Reproduce word for word the lines of the records that begin with the line containing "reload-icon[interactable]: ↻ bbox=[75, 41, 99, 65]" and continue through the line containing "delete-icon[interactable]: ✕ bbox=[776, 166, 796, 192]", both included.
------------------------
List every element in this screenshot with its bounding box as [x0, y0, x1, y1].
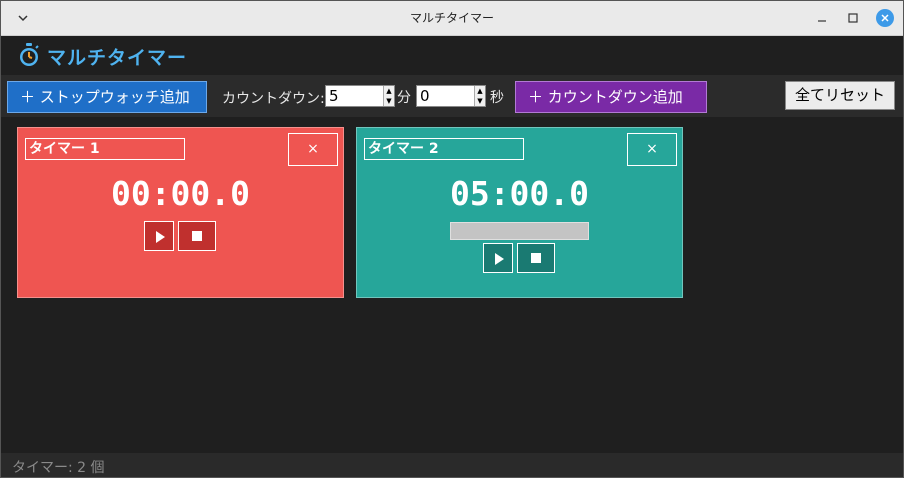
minutes-spin-arrows[interactable]: ▲ ▼: [383, 86, 394, 106]
spin-up-icon[interactable]: ▲: [475, 86, 485, 96]
timer-card-countdown: タイマー 2 × 05:00.0: [356, 127, 683, 298]
seconds-value[interactable]: 0: [420, 87, 430, 105]
seconds-spinbox[interactable]: 0 ▲ ▼: [416, 85, 486, 107]
play-icon: [495, 253, 504, 265]
minutes-unit-label: 分: [397, 90, 411, 106]
reset-all-button[interactable]: 全てリセット: [785, 81, 895, 110]
spin-down-icon[interactable]: ▼: [384, 96, 394, 106]
app-header: マルチタイマー: [1, 37, 903, 75]
toolbar: ＋ ストップウォッチ追加 カウントダウン: 5 ▲ ▼ 分 0 ▲ ▼ 秒 ＋ …: [1, 75, 903, 117]
seconds-unit-label: 秒: [490, 90, 504, 106]
timer-display: 00:00.0: [110, 174, 251, 213]
timer-name-field[interactable]: タイマー 2: [364, 138, 524, 160]
stopwatch-icon: [20, 43, 39, 66]
timer-name-field[interactable]: タイマー 1: [25, 138, 185, 160]
timer-close-button[interactable]: ×: [627, 133, 677, 166]
app-title: マルチタイマー: [47, 47, 188, 69]
status-bar: タイマー: 2 個: [1, 453, 903, 477]
timer-display: 05:00.0: [449, 174, 590, 213]
timer-card-stopwatch: タイマー 1 × 00:00.0: [17, 127, 344, 298]
stop-icon: [192, 231, 202, 241]
minimize-icon[interactable]: [813, 9, 831, 27]
stop-icon: [531, 253, 541, 263]
window-title: マルチタイマー: [409, 11, 494, 25]
seconds-spin-arrows[interactable]: ▲ ▼: [474, 86, 485, 106]
play-button[interactable]: [144, 221, 174, 251]
countdown-label: カウントダウン:: [222, 91, 325, 107]
app-window: マルチタイマー マルチタイマー ＋ ストップウォッチ追加 カウントダウン: 5: [0, 0, 904, 478]
minutes-spinbox[interactable]: 5 ▲ ▼: [325, 85, 395, 107]
maximize-icon[interactable]: [844, 9, 862, 27]
title-bar: マルチタイマー: [1, 1, 903, 36]
minutes-value[interactable]: 5: [329, 87, 339, 105]
close-icon[interactable]: [876, 9, 894, 27]
timer-count-status: タイマー: 2 個: [12, 460, 105, 476]
timer-close-button[interactable]: ×: [288, 133, 338, 166]
stop-button[interactable]: [178, 221, 216, 251]
spin-down-icon[interactable]: ▼: [475, 96, 485, 106]
add-countdown-button[interactable]: ＋ カウントダウン追加: [515, 81, 707, 113]
play-icon: [156, 231, 165, 243]
spin-up-icon[interactable]: ▲: [384, 86, 394, 96]
stop-button[interactable]: [517, 243, 555, 273]
add-stopwatch-button[interactable]: ＋ ストップウォッチ追加: [7, 81, 207, 113]
countdown-progress-bar: [450, 222, 589, 240]
play-button[interactable]: [483, 243, 513, 273]
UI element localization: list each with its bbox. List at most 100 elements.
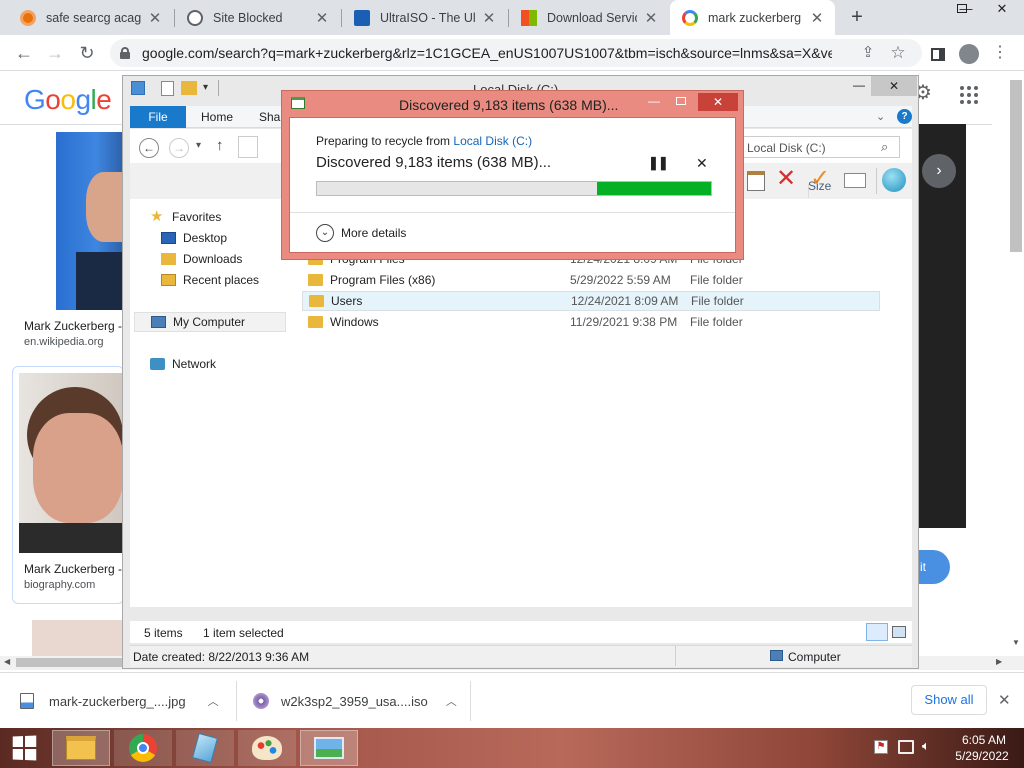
reload-icon[interactable]: ↻ bbox=[75, 41, 99, 65]
source-location-link[interactable]: Local Disk (C:) bbox=[453, 134, 532, 148]
more-menu-icon[interactable]: ⋮ bbox=[988, 41, 1012, 65]
globe-icon[interactable] bbox=[882, 168, 906, 192]
browser-tab-1[interactable]: safe searcg acagca ✕ bbox=[8, 0, 173, 35]
properties-icon[interactable] bbox=[161, 81, 174, 96]
browser-tab-4[interactable]: Download Service ✕ bbox=[509, 0, 669, 35]
nav-my-computer[interactable]: My Computer bbox=[134, 312, 286, 332]
image-result-1[interactable]: Mark Zuckerberg - en.wikipedia.org bbox=[14, 130, 124, 355]
paste-icon[interactable] bbox=[747, 171, 765, 191]
action-center-flag-icon[interactable]: ⚑ bbox=[874, 740, 888, 754]
details-view-icon[interactable] bbox=[866, 623, 888, 641]
pause-icon[interactable]: ❚❚ bbox=[648, 155, 669, 171]
close-tab-icon[interactable]: ✕ bbox=[643, 9, 659, 27]
close-tab-icon[interactable]: ✕ bbox=[147, 9, 163, 27]
nav-network[interactable]: Network bbox=[150, 354, 216, 374]
result-thumbnail[interactable] bbox=[19, 373, 123, 553]
properties-window-icon[interactable] bbox=[844, 173, 866, 188]
file-name: Windows bbox=[330, 315, 379, 329]
folder-icon bbox=[309, 295, 324, 307]
result-caption[interactable]: Mark Zuckerberg - bbox=[24, 319, 122, 333]
taskbar-photo-viewer[interactable] bbox=[300, 730, 358, 766]
browser-tab-3[interactable]: UltraISO - The Ulti ✕ bbox=[342, 0, 507, 35]
bookmark-star-icon[interactable]: ☆ bbox=[886, 41, 910, 65]
address-bar[interactable]: google.com/search?q=mark+zuckerberg&rlz=… bbox=[110, 39, 922, 67]
explorer-close-button[interactable]: ✕ bbox=[871, 76, 917, 96]
result-thumbnail-partial[interactable] bbox=[32, 620, 124, 656]
up-arrow-icon[interactable]: ↑ bbox=[216, 137, 224, 154]
forward-arrow-icon[interactable]: → bbox=[43, 41, 67, 65]
close-window-button[interactable]: ✕ bbox=[984, 0, 1020, 20]
cancel-x-icon[interactable]: ✕ bbox=[696, 155, 708, 172]
google-logo[interactable]: Google bbox=[24, 84, 112, 116]
visit-button-label: it bbox=[920, 560, 926, 574]
scroll-right-arrow-icon[interactable]: ▶ bbox=[996, 657, 1002, 666]
back-arrow-icon[interactable]: ← bbox=[12, 41, 36, 65]
delete-icon[interactable]: ✕ bbox=[776, 166, 796, 192]
chevron-up-icon[interactable]: ︿ bbox=[208, 693, 219, 709]
download-item-2[interactable]: w2k3sp2_3959_usa....iso ︿ bbox=[253, 687, 457, 715]
clock-date[interactable]: 5/29/2022 bbox=[950, 749, 1014, 763]
nav-downloads[interactable]: Downloads bbox=[161, 249, 242, 269]
explorer-search-box[interactable]: Local Disk (C:) ⌕ bbox=[742, 136, 900, 158]
share-icon[interactable]: ⇪ bbox=[856, 41, 880, 65]
new-folder-icon[interactable] bbox=[181, 81, 197, 95]
taskbar-file-explorer[interactable] bbox=[52, 730, 110, 766]
ribbon-expand-icon[interactable]: ⌄ bbox=[876, 110, 885, 123]
ribbon-tab-file[interactable]: File bbox=[130, 106, 186, 128]
profile-avatar-icon[interactable] bbox=[957, 41, 981, 65]
dialog-close-button[interactable]: ✕ bbox=[698, 93, 738, 111]
nav-favorites[interactable]: ★ Favorites bbox=[150, 207, 221, 227]
result-source[interactable]: en.wikipedia.org bbox=[24, 336, 104, 348]
new-tab-button[interactable]: + bbox=[843, 4, 871, 32]
address-bar-field[interactable] bbox=[238, 136, 258, 158]
help-icon[interactable]: ? bbox=[897, 109, 912, 124]
horizontal-scrollbar-thumb[interactable] bbox=[16, 658, 128, 667]
clock-time[interactable]: 6:05 AM bbox=[954, 733, 1014, 747]
start-button[interactable] bbox=[0, 730, 48, 766]
chevron-up-icon[interactable]: ︿ bbox=[446, 693, 457, 709]
result-caption[interactable]: Mark Zuckerberg - bbox=[24, 562, 122, 576]
scroll-left-arrow-icon[interactable]: ◀ bbox=[4, 657, 10, 666]
next-image-icon[interactable]: › bbox=[922, 154, 956, 188]
taskbar-notepad[interactable] bbox=[176, 730, 234, 766]
show-all-button[interactable]: Show all bbox=[911, 685, 987, 715]
file-row-selected[interactable]: Users 12/24/2021 8:09 AM File folder bbox=[302, 291, 880, 311]
column-header-size[interactable]: Size bbox=[808, 179, 831, 193]
large-icons-view-icon[interactable] bbox=[892, 626, 906, 638]
browser-tab-5-active[interactable]: mark zuckerberg - ✕ bbox=[670, 0, 835, 35]
settings-icon[interactable]: ⚙ bbox=[914, 80, 954, 120]
explorer-minimize-button[interactable]: — bbox=[848, 78, 870, 96]
apps-grid-icon[interactable] bbox=[960, 86, 980, 106]
network-tray-icon[interactable] bbox=[898, 740, 914, 754]
more-details-button[interactable]: More details bbox=[341, 226, 406, 240]
image-result-2[interactable]: Mark Zuckerberg - biography.com bbox=[12, 366, 124, 604]
close-tab-icon[interactable]: ✕ bbox=[481, 9, 497, 27]
close-tab-icon[interactable]: ✕ bbox=[314, 9, 330, 27]
taskbar-chrome[interactable] bbox=[114, 730, 172, 766]
close-tab-icon[interactable]: ✕ bbox=[809, 9, 825, 27]
nav-recent-places[interactable]: Recent places bbox=[161, 270, 259, 290]
scroll-down-arrow-icon[interactable]: ▼ bbox=[1010, 638, 1022, 652]
page-scrollbar[interactable]: ▼ bbox=[992, 72, 1024, 656]
result-thumbnail[interactable] bbox=[56, 132, 124, 310]
dialog-minimize-button[interactable]: — bbox=[643, 94, 665, 108]
chevron-down-icon[interactable]: ⌄ bbox=[316, 224, 334, 242]
dialog-title-bar[interactable]: Discovered 9,183 items (638 MB)... — ✕ bbox=[282, 91, 743, 117]
file-row[interactable]: Program Files (x86) 5/29/2022 5:59 AM Fi… bbox=[302, 270, 880, 290]
dialog-maximize-button[interactable] bbox=[670, 95, 692, 111]
browser-tab-2[interactable]: Site Blocked ✕ bbox=[175, 0, 340, 35]
file-row[interactable]: Windows 11/29/2021 9:38 PM File folder bbox=[302, 312, 880, 332]
taskbar-paint[interactable] bbox=[238, 730, 296, 766]
explorer-forward-icon[interactable]: → bbox=[169, 138, 189, 158]
recent-locations-dropdown-icon[interactable]: ▾ bbox=[196, 140, 201, 151]
side-panel-icon[interactable] bbox=[926, 41, 950, 65]
result-source[interactable]: biography.com bbox=[24, 579, 95, 591]
nav-desktop[interactable]: Desktop bbox=[161, 228, 227, 248]
close-shelf-icon[interactable]: ✕ bbox=[998, 691, 1011, 709]
ribbon-tab-home[interactable]: Home bbox=[201, 106, 233, 128]
scrollbar-thumb[interactable] bbox=[1010, 80, 1022, 252]
quick-access-dropdown-icon[interactable]: ▾ bbox=[203, 82, 208, 93]
download-item-1[interactable]: mark-zuckerberg_....jpg ︿ bbox=[20, 687, 219, 715]
explorer-back-icon[interactable]: ← bbox=[139, 138, 159, 158]
volume-muted-icon[interactable]: 🔈︎ bbox=[922, 738, 930, 754]
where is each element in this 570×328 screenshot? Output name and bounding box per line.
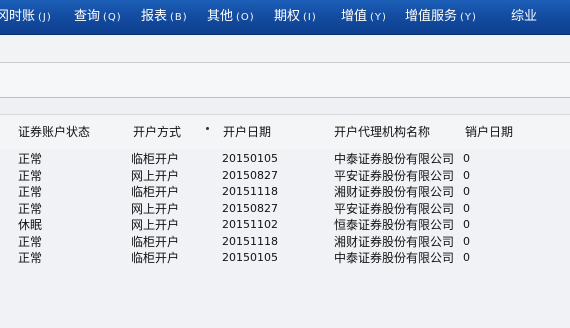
------------------------
◆ **Result of this exercise**
reload-icon[interactable]: ↻ bbox=[75, 41, 99, 65]
source-location-link[interactable]: Local Disk (C:) bbox=[453, 134, 532, 148]
more-menu-icon[interactable]: ⋮ bbox=[988, 41, 1012, 65]
globe-icon[interactable] bbox=[882, 168, 906, 192]
browser-tab-1[interactable]: safe searcg acagca ✕ bbox=[8, 0, 173, 35]
properties-icon[interactable] bbox=[161, 81, 174, 96]
browser-tab-4[interactable]: Download Service ✕ bbox=[509, 0, 669, 35]
nav-my-computer[interactable]: My Computer bbox=[134, 312, 286, 332]
image-result-1[interactable]: Mark Zuckerberg - en.wikipedia.org bbox=[14, 130, 124, 355]
paste-icon[interactable] bbox=[747, 171, 765, 191]
action-center-flag-icon[interactable]: ⚑ bbox=[874, 740, 888, 754]
details-view-icon[interactable] bbox=[866, 623, 888, 641]
pause-icon[interactable]: ❚❚ bbox=[648, 155, 669, 171]
close-tab-icon[interactable]: ✕ bbox=[643, 9, 659, 27]
close-tab-icon[interactable]: ✕ bbox=[147, 9, 163, 27]
nav-network[interactable]: Network bbox=[150, 354, 216, 374]
result-thumbnail[interactable] bbox=[19, 373, 123, 553]
properties-window-icon[interactable] bbox=[844, 173, 866, 188]
file-name: Windows bbox=[330, 315, 379, 329]
folder-icon bbox=[309, 295, 324, 307]
result-caption[interactable]: Mark Zuckerberg - bbox=[24, 319, 122, 333]
taskbar-photo-viewer[interactable] bbox=[300, 730, 358, 766]
browser-tab-3[interactable]: UltraISO - The Ulti ✕ bbox=[342, 0, 507, 35]
bookmark-star-icon[interactable]: ☆ bbox=[886, 41, 910, 65]
address-bar[interactable]: google.com/search?q=mark+zuckerberg&rlz=… bbox=[110, 39, 922, 67]
explorer-close-button[interactable]: ✕ bbox=[871, 76, 917, 96]
result-thumbnail-partial[interactable] bbox=[32, 620, 124, 656]
up-arrow-icon[interactable]: ↑ bbox=[216, 137, 224, 154]
forward-arrow-icon[interactable]: → bbox=[43, 41, 67, 65]
close-window-button[interactable]: ✕ bbox=[984, 0, 1020, 20]
cancel-x-icon[interactable]: ✕ bbox=[696, 155, 708, 172]
google-logo[interactable]: Google bbox=[24, 84, 112, 116]
visit-button-label: it bbox=[920, 560, 926, 574]
scroll-right-arrow-icon[interactable]: ▶ bbox=[996, 657, 1002, 666]
back-arrow-icon[interactable]: ← bbox=[12, 41, 36, 65]
delete-icon[interactable]: ✕ bbox=[776, 166, 796, 192]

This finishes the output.